→ **Dataset entries**:
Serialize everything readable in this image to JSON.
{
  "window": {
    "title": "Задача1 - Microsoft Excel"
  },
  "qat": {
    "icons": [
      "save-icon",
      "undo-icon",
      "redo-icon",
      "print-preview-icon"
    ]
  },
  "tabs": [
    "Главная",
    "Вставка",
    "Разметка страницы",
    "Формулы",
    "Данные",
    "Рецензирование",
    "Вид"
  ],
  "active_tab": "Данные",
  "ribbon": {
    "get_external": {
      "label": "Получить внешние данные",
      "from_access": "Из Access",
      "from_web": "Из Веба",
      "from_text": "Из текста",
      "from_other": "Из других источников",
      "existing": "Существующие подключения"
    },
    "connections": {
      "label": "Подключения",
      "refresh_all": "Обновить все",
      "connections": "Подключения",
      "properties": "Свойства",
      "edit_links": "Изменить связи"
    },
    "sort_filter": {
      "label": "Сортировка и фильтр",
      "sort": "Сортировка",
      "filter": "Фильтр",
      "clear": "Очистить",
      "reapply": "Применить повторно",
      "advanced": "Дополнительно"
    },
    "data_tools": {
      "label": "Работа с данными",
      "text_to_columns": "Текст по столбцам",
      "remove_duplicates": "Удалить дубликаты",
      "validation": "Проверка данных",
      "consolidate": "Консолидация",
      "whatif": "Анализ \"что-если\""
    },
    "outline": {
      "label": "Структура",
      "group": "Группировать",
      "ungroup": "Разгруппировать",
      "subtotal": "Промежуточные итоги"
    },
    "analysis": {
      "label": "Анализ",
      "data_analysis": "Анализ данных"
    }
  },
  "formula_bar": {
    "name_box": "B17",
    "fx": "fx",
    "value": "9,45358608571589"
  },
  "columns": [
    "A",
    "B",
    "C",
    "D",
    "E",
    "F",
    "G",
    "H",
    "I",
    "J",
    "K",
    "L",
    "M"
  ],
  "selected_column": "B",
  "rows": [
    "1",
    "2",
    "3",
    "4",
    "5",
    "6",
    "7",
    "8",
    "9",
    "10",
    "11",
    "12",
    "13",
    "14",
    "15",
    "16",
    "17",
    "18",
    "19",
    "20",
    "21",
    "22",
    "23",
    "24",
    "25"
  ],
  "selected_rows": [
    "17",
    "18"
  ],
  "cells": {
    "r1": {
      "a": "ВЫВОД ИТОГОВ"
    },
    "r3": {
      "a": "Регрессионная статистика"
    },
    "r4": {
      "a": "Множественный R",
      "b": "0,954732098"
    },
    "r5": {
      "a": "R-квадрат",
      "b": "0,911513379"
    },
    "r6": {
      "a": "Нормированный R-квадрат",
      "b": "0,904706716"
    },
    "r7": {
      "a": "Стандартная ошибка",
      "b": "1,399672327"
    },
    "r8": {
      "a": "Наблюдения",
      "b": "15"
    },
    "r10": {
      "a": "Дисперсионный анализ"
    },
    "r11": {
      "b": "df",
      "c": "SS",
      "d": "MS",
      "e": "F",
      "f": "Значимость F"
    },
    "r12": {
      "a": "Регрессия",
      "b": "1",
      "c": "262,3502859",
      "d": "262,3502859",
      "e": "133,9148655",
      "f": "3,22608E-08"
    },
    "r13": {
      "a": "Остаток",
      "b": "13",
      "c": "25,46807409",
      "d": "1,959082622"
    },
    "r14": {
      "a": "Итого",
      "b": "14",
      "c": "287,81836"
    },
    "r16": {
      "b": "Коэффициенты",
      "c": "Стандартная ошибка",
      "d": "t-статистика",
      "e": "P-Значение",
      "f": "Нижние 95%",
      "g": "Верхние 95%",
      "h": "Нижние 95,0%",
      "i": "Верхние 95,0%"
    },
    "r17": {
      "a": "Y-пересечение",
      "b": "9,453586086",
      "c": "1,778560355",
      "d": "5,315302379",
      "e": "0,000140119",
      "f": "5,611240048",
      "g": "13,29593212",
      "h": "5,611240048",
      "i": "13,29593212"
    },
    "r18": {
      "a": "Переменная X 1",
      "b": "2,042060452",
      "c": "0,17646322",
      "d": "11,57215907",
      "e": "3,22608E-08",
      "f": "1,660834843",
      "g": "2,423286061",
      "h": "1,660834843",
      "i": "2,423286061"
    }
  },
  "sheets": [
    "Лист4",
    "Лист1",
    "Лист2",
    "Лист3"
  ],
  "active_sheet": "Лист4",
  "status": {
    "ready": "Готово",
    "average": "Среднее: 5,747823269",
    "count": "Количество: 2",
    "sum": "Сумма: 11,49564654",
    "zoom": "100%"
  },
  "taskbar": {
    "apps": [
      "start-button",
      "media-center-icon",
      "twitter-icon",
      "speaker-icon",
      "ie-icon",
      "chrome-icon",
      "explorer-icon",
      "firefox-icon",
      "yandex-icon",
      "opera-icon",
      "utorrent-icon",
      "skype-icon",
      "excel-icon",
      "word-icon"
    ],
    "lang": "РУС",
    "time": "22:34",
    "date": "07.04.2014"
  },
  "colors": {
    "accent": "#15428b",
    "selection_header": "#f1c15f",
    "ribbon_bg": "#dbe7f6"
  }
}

→ **Prompt**:
Copy every line of the material, please, keeping it exactly the same.

→ **Output of the exercise**:
Serialize everything readable in this image to JSON.
{
  "window": {
    "title": "Задача1 - Microsoft Excel"
  },
  "qat": {
    "icons": [
      "save-icon",
      "undo-icon",
      "redo-icon",
      "print-preview-icon"
    ]
  },
  "tabs": [
    "Главная",
    "Вставка",
    "Разметка страницы",
    "Формулы",
    "Данные",
    "Рецензирование",
    "Вид"
  ],
  "active_tab": "Данные",
  "ribbon": {
    "get_external": {
      "label": "Получить внешние данные",
      "from_access": "Из Access",
      "from_web": "Из Веба",
      "from_text": "Из текста",
      "from_other": "Из других источников",
      "existing": "Существующие подключения"
    },
    "connections": {
      "label": "Подключения",
      "refresh_all": "Обновить все",
      "connections": "Подключения",
      "properties": "Свойства",
      "edit_links": "Изменить связи"
    },
    "sort_filter": {
      "label": "Сортировка и фильтр",
      "sort": "Сортировка",
      "filter": "Фильтр",
      "clear": "Очистить",
      "reapply": "Применить повторно",
      "advanced": "Дополнительно"
    },
    "data_tools": {
      "label": "Работа с данными",
      "text_to_columns": "Текст по столбцам",
      "remove_duplicates": "Удалить дубликаты",
      "validation": "Проверка данных",
      "consolidate": "Консолидация",
      "whatif": "Анализ \"что-если\""
    },
    "outline": {
      "label": "Структура",
      "group": "Группировать",
      "ungroup": "Разгруппировать",
      "subtotal": "Промежуточные итоги"
    },
    "analysis": {
      "label": "Анализ",
      "data_analysis": "Анализ данных"
    }
  },
  "formula_bar": {
    "name_box": "B17",
    "fx": "fx",
    "value": "9,45358608571589"
  },
  "columns": [
    "A",
    "B",
    "C",
    "D",
    "E",
    "F",
    "G",
    "H",
    "I",
    "J",
    "K",
    "L",
    "M"
  ],
  "selected_column": "B",
  "rows": [
    "1",
    "2",
    "3",
    "4",
    "5",
    "6",
    "7",
    "8",
    "9",
    "10",
    "11",
    "12",
    "13",
    "14",
    "15",
    "16",
    "17",
    "18",
    "19",
    "20",
    "21",
    "22",
    "23",
    "24",
    "25"
  ],
  "selected_rows": [
    "17",
    "18"
  ],
  "cells": {
    "r1": {
      "a": "ВЫВОД ИТОГОВ"
    },
    "r3": {
      "a": "Регрессионная статистика"
    },
    "r4": {
      "a": "Множественный R",
      "b": "0,954732098"
    },
    "r5": {
      "a": "R-квадрат",
      "b": "0,911513379"
    },
    "r6": {
      "a": "Нормированный R-квадрат",
      "b": "0,904706716"
    },
    "r7": {
      "a": "Стандартная ошибка",
      "b": "1,399672327"
    },
    "r8": {
      "a": "Наблюдения",
      "b": "15"
    },
    "r10": {
      "a": "Дисперсионный анализ"
    },
    "r11": {
      "b": "df",
      "c": "SS",
      "d": "MS",
      "e": "F",
      "f": "Значимость F"
    },
    "r12": {
      "a": "Регрессия",
      "b": "1",
      "c": "262,3502859",
      "d": "262,3502859",
      "e": "133,9148655",
      "f": "3,22608E-08"
    },
    "r13": {
      "a": "Остаток",
      "b": "13",
      "c": "25,46807409",
      "d": "1,959082622"
    },
    "r14": {
      "a": "Итого",
      "b": "14",
      "c": "287,81836"
    },
    "r16": {
      "b": "Коэффициенты",
      "c": "Стандартная ошибка",
      "d": "t-статистика",
      "e": "P-Значение",
      "f": "Нижние 95%",
      "g": "Верхние 95%",
      "h": "Нижние 95,0%",
      "i": "Верхние 95,0%"
    },
    "r17": {
      "a": "Y-пересечение",
      "b": "9,453586086",
      "c": "1,778560355",
      "d": "5,315302379",
      "e": "0,000140119",
      "f": "5,611240048",
      "g": "13,29593212",
      "h": "5,611240048",
      "i": "13,29593212"
    },
    "r18": {
      "a": "Переменная X 1",
      "b": "2,042060452",
      "c": "0,17646322",
      "d": "11,57215907",
      "e": "3,22608E-08",
      "f": "1,660834843",
      "g": "2,423286061",
      "h": "1,660834843",
      "i": "2,423286061"
    }
  },
  "sheets": [
    "Лист4",
    "Лист1",
    "Лист2",
    "Лист3"
  ],
  "active_sheet": "Лист4",
  "status": {
    "ready": "Готово",
    "average": "Среднее: 5,747823269",
    "count": "Количество: 2",
    "sum": "Сумма: 11,49564654",
    "zoom": "100%"
  },
  "taskbar": {
    "apps": [
      "start-button",
      "media-center-icon",
      "twitter-icon",
      "speaker-icon",
      "ie-icon",
      "chrome-icon",
      "explorer-icon",
      "firefox-icon",
      "yandex-icon",
      "opera-icon",
      "utorrent-icon",
      "skype-icon",
      "excel-icon",
      "word-icon"
    ],
    "lang": "РУС",
    "time": "22:34",
    "date": "07.04.2014"
  },
  "colors": {
    "accent": "#15428b",
    "selection_header": "#f1c15f",
    "ribbon_bg": "#dbe7f6"
  }
}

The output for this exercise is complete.